Entries from a dataset
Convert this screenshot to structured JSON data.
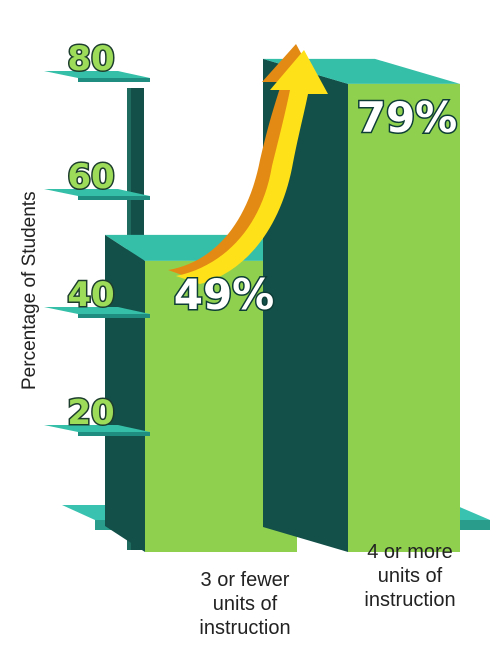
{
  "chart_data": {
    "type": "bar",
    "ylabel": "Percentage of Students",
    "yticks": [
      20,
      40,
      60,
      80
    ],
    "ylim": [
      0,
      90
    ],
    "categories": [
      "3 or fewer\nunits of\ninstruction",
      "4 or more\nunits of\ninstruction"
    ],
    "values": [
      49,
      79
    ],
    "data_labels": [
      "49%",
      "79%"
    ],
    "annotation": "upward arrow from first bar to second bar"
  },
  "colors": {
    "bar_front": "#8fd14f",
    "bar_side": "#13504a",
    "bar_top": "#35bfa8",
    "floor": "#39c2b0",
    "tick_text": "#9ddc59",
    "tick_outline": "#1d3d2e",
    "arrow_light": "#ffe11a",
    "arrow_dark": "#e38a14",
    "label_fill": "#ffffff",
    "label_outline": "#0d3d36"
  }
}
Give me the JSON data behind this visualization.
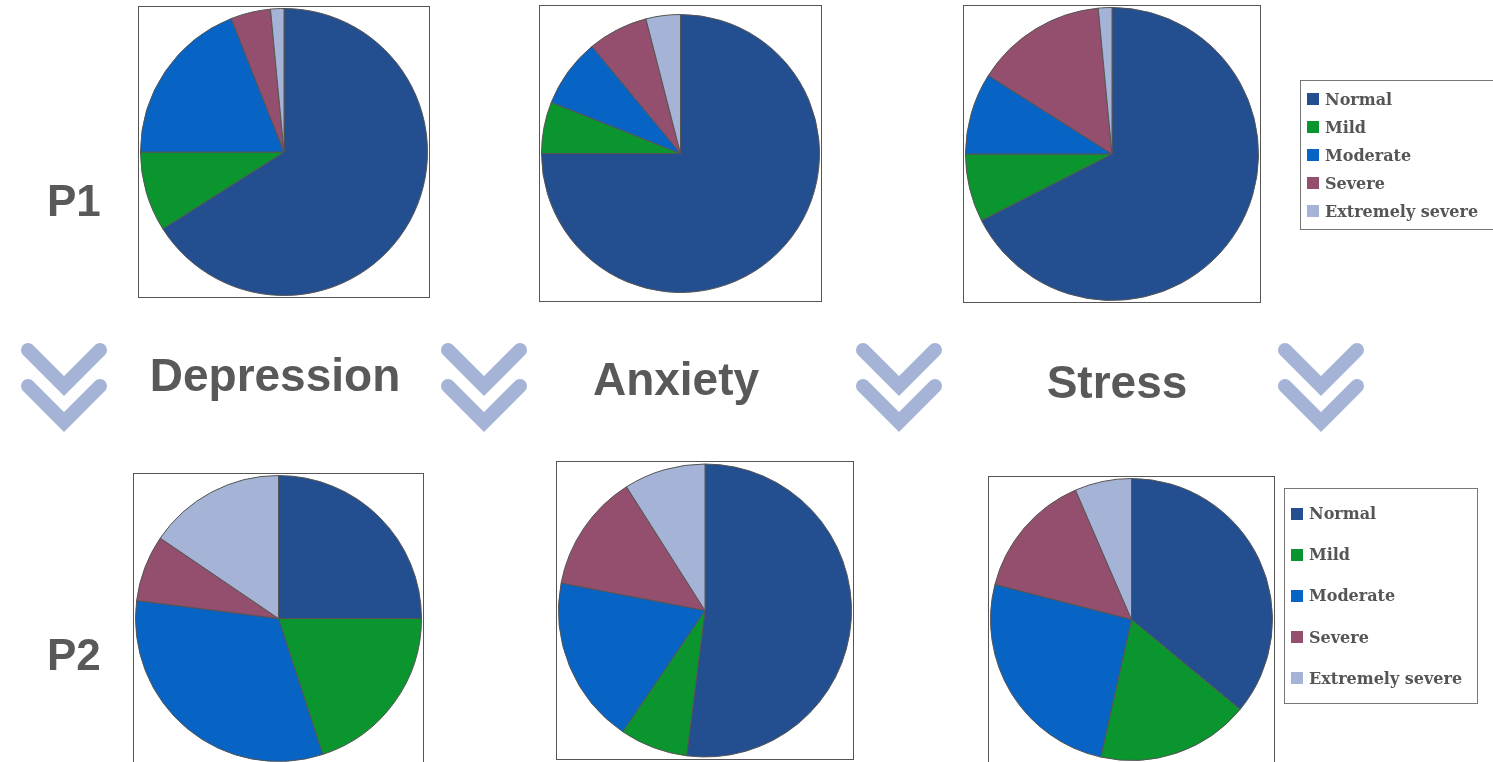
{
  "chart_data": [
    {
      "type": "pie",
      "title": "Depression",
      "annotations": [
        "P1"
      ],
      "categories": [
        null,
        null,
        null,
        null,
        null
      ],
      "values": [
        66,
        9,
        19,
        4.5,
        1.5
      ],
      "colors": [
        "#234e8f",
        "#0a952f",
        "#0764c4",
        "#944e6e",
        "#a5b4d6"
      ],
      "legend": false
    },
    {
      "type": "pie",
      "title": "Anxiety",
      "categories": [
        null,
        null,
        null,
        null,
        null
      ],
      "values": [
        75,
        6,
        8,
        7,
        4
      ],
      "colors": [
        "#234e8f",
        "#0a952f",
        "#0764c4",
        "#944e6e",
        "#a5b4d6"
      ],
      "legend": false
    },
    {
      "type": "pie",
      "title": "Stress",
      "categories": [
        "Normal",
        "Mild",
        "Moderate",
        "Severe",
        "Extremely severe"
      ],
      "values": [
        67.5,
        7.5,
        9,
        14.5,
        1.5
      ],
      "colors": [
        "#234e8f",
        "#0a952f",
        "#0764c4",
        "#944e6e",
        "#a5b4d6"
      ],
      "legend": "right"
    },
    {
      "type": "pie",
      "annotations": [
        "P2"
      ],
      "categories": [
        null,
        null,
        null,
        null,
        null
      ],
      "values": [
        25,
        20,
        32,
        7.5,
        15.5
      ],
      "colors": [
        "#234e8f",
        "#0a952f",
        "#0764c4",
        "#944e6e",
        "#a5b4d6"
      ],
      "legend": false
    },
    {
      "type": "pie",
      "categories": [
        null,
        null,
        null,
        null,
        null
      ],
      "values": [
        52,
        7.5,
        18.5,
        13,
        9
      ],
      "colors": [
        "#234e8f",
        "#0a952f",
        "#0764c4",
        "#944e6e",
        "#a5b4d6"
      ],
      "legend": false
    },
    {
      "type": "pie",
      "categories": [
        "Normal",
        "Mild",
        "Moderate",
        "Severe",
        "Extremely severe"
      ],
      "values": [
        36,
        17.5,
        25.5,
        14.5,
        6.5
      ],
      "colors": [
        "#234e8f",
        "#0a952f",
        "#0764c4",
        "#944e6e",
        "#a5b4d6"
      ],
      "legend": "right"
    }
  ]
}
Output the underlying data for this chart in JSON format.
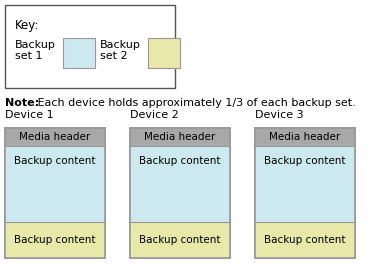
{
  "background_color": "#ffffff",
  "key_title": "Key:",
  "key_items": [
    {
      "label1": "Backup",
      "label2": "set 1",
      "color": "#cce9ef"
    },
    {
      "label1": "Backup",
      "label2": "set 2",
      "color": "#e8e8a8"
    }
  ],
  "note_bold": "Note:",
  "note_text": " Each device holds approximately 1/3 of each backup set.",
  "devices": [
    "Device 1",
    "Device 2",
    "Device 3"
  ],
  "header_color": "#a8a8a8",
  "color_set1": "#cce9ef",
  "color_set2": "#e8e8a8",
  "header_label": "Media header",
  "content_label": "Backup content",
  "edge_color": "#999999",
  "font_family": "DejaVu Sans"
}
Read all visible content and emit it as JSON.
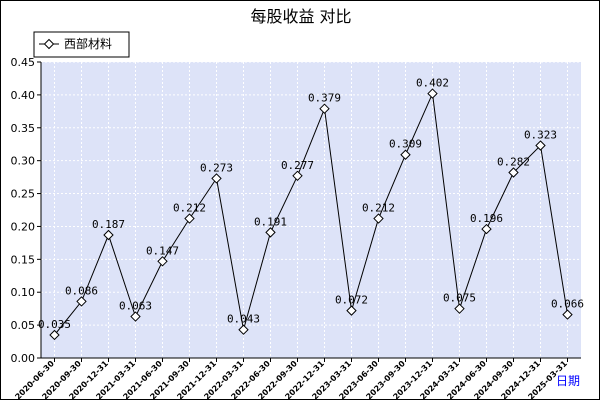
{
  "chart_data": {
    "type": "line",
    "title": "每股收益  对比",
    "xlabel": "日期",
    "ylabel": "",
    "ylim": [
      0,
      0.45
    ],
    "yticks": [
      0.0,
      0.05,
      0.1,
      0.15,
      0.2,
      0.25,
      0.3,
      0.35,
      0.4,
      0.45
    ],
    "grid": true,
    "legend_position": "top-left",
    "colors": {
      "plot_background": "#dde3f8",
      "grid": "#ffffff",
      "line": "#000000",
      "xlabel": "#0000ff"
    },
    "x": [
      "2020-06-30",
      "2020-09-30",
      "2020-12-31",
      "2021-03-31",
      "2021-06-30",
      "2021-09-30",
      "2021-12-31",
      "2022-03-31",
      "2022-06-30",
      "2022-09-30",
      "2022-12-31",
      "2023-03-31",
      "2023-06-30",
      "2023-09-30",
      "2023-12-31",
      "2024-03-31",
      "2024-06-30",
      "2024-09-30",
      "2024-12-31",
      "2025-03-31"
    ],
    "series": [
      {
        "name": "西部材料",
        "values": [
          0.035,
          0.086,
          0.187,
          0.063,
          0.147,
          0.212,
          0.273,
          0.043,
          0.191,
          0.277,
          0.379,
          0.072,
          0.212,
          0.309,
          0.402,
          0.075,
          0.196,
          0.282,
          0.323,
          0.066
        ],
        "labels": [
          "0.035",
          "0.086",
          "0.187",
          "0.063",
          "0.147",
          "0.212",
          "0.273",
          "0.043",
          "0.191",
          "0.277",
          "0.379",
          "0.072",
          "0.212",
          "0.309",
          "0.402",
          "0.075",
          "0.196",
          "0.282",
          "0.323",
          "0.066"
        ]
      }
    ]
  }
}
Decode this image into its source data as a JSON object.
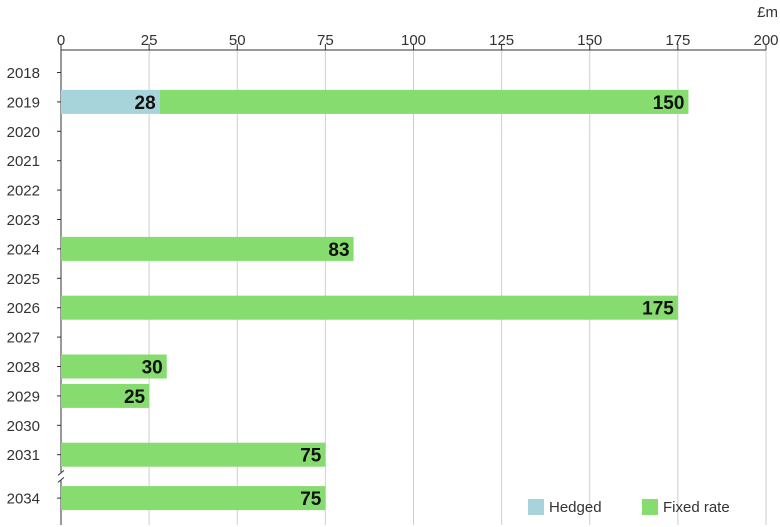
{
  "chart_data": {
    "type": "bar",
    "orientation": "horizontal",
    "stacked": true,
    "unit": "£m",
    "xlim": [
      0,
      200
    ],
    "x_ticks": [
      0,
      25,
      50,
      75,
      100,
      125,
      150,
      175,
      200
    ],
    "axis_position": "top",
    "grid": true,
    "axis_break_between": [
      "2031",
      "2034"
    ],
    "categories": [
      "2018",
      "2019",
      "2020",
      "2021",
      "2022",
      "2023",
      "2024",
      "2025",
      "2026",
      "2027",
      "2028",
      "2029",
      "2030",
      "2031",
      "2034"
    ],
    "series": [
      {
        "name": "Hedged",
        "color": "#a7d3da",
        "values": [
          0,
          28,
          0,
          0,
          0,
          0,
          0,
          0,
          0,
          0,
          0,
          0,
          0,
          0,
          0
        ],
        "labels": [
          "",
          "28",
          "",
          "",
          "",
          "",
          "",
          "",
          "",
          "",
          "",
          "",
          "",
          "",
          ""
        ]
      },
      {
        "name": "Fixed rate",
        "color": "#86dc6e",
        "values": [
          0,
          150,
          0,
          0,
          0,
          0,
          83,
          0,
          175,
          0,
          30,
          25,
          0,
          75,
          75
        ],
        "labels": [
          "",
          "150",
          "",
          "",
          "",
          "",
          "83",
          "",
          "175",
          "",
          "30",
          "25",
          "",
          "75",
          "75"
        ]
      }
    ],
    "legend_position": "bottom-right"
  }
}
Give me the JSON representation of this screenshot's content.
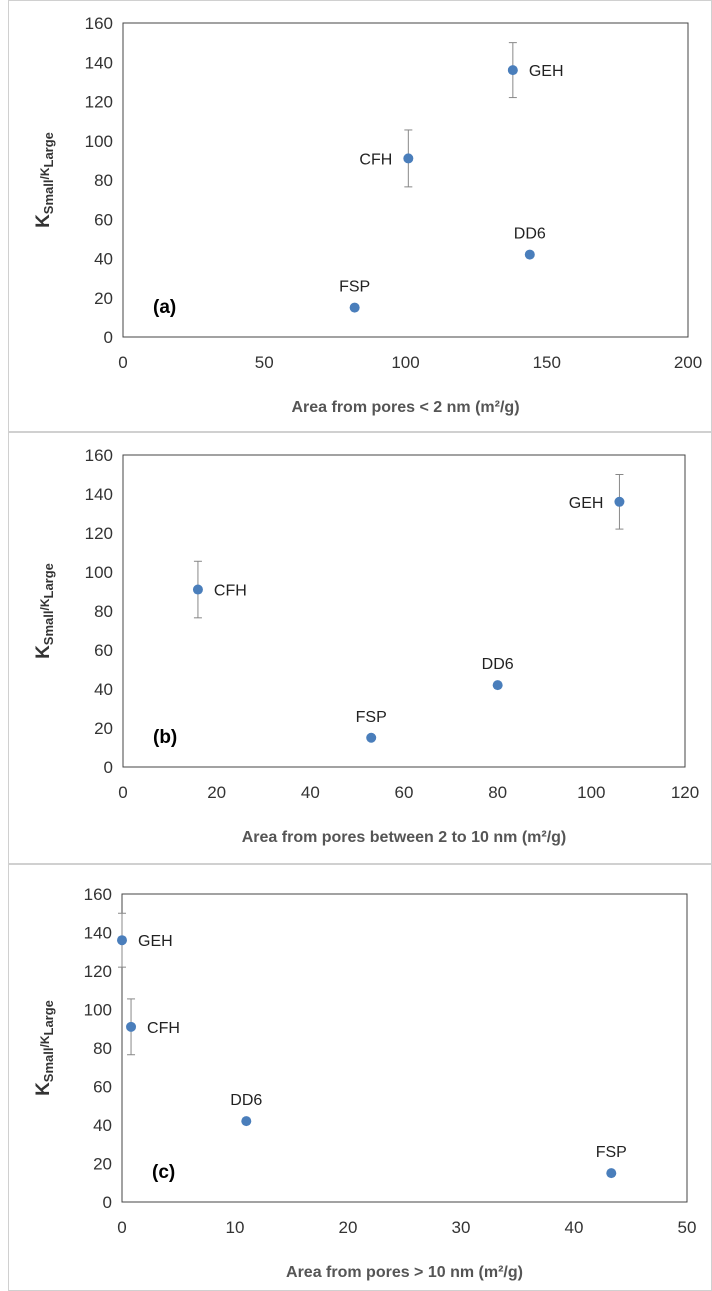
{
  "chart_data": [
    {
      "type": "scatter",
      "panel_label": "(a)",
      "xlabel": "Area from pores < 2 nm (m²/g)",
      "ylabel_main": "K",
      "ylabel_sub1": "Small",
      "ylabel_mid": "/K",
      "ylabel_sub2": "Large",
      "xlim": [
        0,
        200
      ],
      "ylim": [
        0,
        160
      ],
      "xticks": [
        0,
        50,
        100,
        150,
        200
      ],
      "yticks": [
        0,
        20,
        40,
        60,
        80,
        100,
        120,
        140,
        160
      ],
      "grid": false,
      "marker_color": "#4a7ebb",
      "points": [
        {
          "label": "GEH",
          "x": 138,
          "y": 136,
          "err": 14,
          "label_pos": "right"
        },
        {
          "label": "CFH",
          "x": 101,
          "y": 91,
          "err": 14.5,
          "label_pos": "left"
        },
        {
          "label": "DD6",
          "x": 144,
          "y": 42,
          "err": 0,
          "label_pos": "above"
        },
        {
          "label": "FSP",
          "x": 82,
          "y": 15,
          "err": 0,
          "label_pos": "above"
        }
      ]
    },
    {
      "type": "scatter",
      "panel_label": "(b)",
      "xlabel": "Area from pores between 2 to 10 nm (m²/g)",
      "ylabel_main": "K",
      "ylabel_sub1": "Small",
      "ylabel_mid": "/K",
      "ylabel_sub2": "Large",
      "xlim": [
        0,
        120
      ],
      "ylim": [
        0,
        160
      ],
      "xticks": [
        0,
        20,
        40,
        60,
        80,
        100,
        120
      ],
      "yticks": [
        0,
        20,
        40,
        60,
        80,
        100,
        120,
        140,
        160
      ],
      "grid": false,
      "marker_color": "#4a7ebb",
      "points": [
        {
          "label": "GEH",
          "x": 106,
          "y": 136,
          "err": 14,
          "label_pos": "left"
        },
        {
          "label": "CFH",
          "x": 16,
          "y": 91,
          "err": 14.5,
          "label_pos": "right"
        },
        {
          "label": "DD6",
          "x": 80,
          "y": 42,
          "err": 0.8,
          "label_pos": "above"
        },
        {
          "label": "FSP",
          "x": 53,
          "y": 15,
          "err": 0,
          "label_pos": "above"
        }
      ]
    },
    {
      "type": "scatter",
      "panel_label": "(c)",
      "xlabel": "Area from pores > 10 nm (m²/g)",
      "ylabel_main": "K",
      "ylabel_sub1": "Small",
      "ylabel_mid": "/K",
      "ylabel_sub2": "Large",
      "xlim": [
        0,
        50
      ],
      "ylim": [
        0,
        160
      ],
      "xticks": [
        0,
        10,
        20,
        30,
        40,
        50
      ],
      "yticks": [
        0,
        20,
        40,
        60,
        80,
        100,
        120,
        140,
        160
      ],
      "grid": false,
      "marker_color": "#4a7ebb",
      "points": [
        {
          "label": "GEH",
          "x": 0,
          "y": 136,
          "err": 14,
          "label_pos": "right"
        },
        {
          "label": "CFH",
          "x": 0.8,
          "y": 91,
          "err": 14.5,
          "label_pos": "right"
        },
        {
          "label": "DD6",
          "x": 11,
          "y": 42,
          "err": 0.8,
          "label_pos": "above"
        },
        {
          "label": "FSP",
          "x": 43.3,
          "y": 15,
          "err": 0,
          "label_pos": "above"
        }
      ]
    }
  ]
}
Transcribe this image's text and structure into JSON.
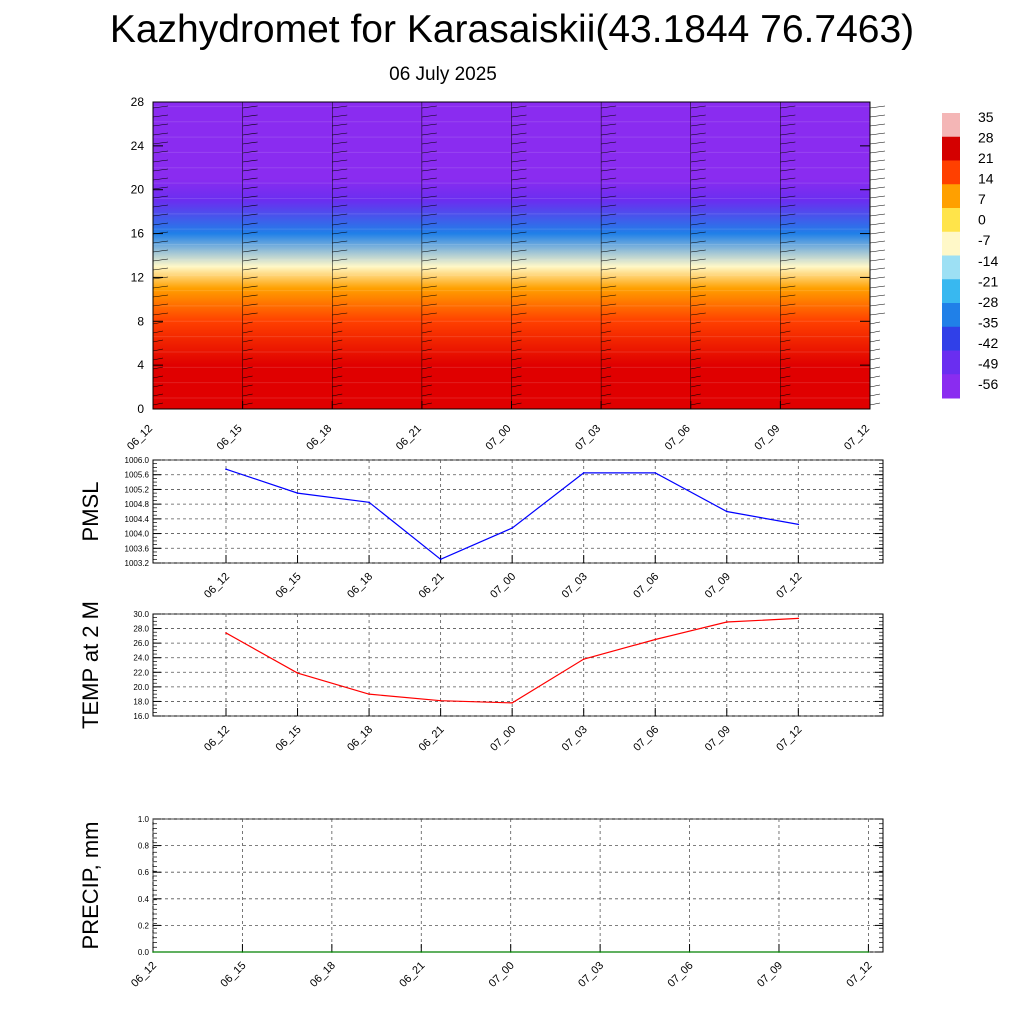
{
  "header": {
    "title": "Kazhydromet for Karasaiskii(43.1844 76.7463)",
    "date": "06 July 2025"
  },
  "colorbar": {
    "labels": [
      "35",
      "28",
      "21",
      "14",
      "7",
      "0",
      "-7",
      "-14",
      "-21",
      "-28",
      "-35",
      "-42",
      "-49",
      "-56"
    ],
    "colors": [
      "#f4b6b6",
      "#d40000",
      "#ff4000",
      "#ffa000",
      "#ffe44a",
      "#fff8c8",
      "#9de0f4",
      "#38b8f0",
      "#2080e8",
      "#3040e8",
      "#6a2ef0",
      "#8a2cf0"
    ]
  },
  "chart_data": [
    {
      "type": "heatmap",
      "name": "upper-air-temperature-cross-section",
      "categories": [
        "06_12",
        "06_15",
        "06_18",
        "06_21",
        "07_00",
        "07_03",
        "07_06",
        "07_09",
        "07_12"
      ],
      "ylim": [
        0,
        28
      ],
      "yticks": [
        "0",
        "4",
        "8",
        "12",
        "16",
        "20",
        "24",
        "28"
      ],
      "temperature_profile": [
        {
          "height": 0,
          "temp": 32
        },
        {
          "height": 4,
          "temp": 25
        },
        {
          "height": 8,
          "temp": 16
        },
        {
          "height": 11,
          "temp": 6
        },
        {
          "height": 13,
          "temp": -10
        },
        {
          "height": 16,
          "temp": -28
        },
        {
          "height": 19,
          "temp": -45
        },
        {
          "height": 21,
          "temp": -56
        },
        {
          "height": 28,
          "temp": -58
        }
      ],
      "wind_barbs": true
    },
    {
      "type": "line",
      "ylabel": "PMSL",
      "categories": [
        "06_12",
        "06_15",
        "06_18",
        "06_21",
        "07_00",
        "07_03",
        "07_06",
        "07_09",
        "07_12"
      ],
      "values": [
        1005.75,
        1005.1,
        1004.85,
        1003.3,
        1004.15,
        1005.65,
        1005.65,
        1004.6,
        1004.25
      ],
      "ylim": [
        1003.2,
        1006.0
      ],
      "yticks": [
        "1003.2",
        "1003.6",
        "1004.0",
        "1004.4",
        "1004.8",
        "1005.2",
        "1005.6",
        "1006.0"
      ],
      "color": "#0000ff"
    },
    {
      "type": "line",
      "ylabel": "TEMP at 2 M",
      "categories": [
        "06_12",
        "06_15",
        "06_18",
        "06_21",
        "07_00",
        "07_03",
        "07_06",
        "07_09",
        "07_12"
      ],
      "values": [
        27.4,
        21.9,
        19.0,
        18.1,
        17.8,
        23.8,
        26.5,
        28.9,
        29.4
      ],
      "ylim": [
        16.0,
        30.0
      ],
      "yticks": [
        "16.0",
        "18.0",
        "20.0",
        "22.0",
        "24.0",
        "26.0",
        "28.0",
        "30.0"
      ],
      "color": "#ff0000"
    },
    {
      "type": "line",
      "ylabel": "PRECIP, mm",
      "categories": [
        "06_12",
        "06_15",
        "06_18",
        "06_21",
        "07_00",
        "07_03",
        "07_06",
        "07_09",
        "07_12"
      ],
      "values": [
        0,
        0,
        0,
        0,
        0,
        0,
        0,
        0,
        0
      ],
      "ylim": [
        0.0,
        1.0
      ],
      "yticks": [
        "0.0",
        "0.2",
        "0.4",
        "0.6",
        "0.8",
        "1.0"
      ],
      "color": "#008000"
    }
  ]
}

GIVEN REQUEST —
List all lines in the material containing the string "pores".

TASK SOLUTION —
      "xlabel": "Area from pores < 2 nm (m²/g)",
      "xlabel": "Area from pores between 2 to 10 nm (m²/g)",
      "xlabel": "Area from pores > 10 nm (m²/g)",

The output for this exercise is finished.